[Some records]
____
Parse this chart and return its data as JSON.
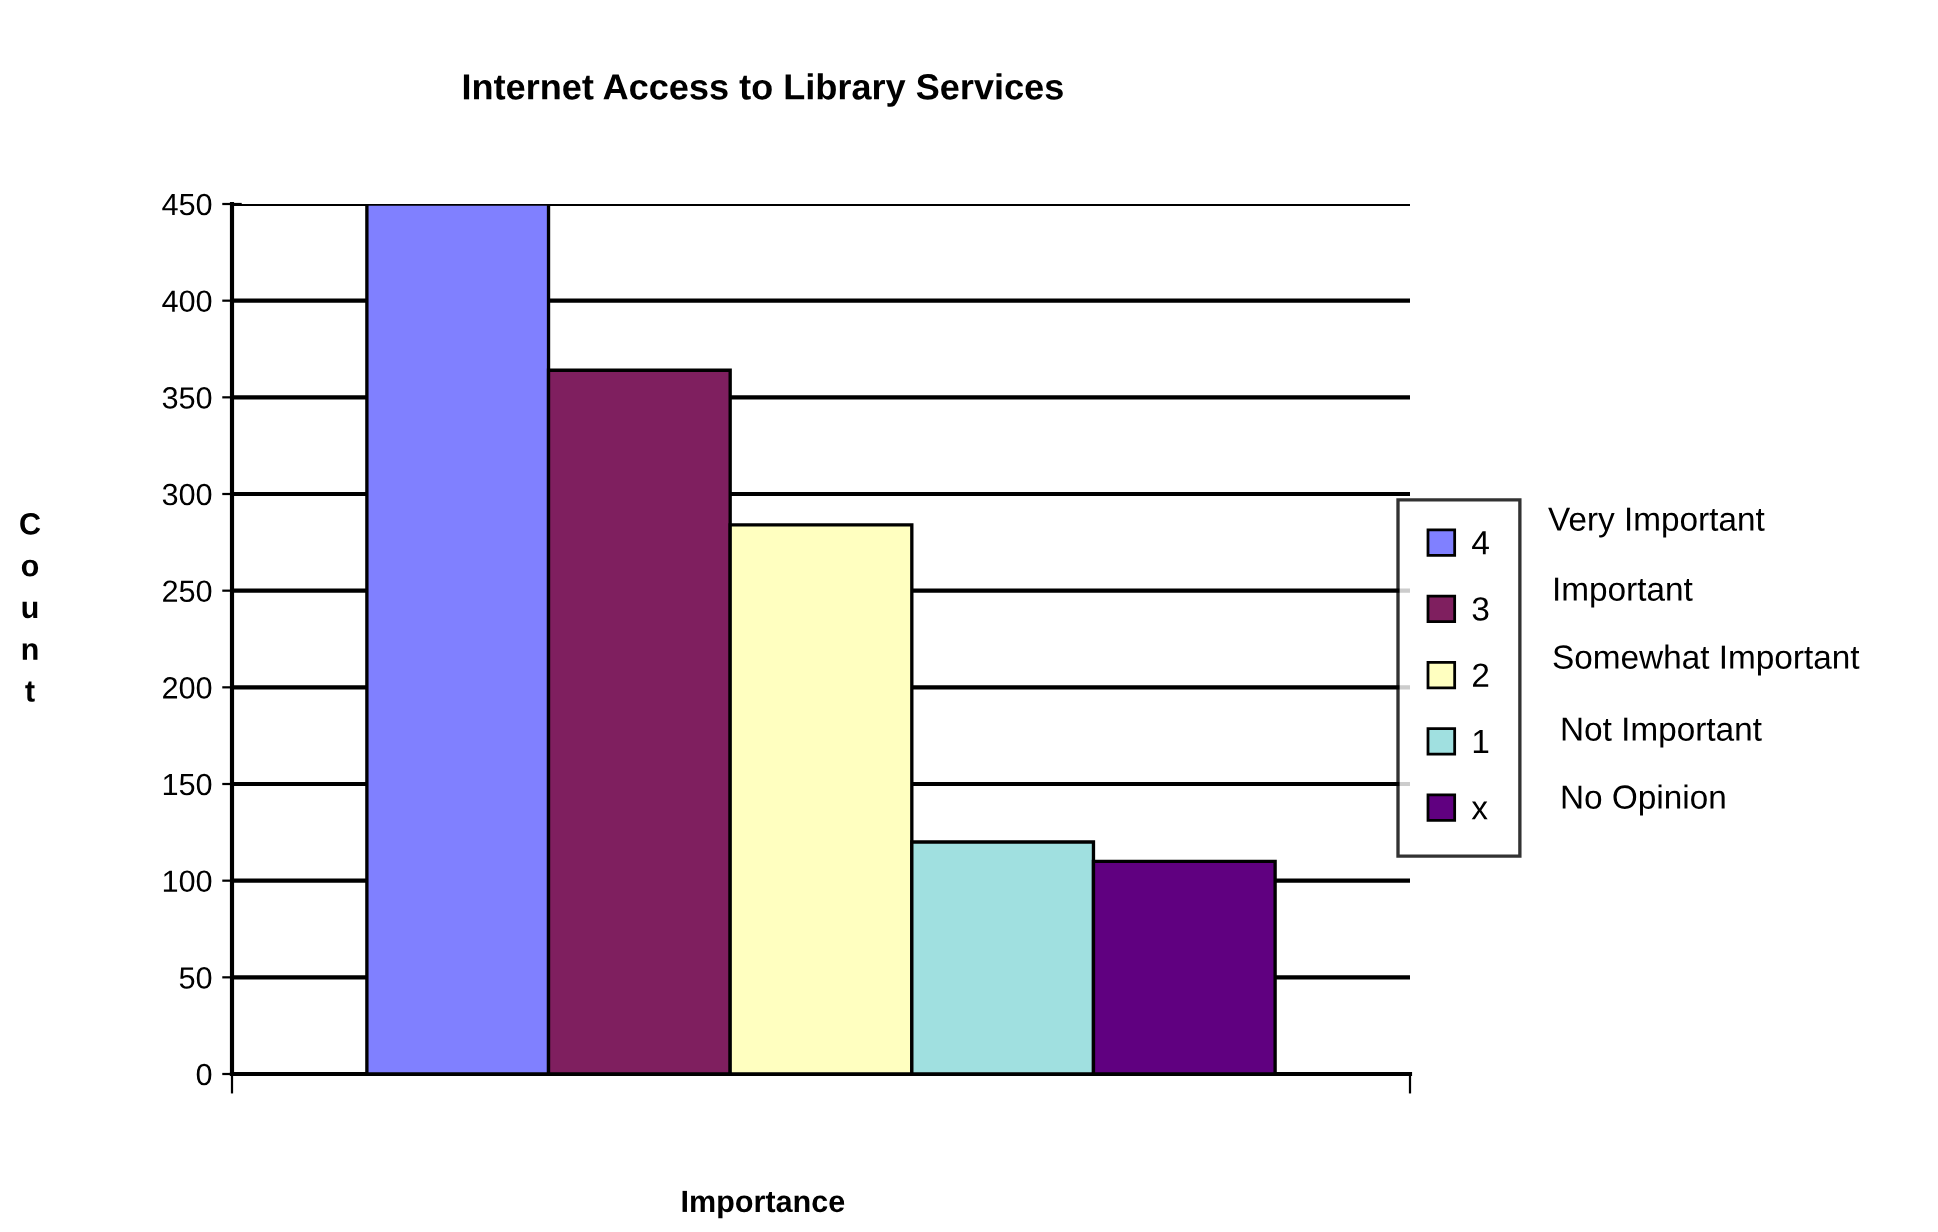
{
  "chart_data": {
    "type": "bar",
    "title": "Internet Access to Library Services",
    "xlabel": "Importance",
    "ylabel": "Count",
    "categories": [
      null
    ],
    "series": [
      {
        "name": "4",
        "color": "#8080ff",
        "values": [
          450
        ]
      },
      {
        "name": "3",
        "color": "#7f1f5f",
        "values": [
          364
        ]
      },
      {
        "name": "2",
        "color": "#ffffc0",
        "values": [
          284
        ]
      },
      {
        "name": "1",
        "color": "#a0e0e0",
        "values": [
          120
        ]
      },
      {
        "name": "x",
        "color": "#600080",
        "values": [
          110
        ]
      }
    ],
    "ylim": [
      0,
      450
    ],
    "yticks": [
      0,
      50,
      100,
      150,
      200,
      250,
      300,
      350,
      400,
      450
    ],
    "grid": "y",
    "legend": "right",
    "annotations": [
      "Very Important",
      "Important",
      "Somewhat Important",
      "Not Important",
      "No Opinion"
    ]
  }
}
____
• Stated goal: Look above for every line with the word "color" and copy it.

• Task output:
        "color": "#8080ff",
        "color": "#7f1f5f",
        "color": "#ffffc0",
        "color": "#a0e0e0",
        "color": "#600080",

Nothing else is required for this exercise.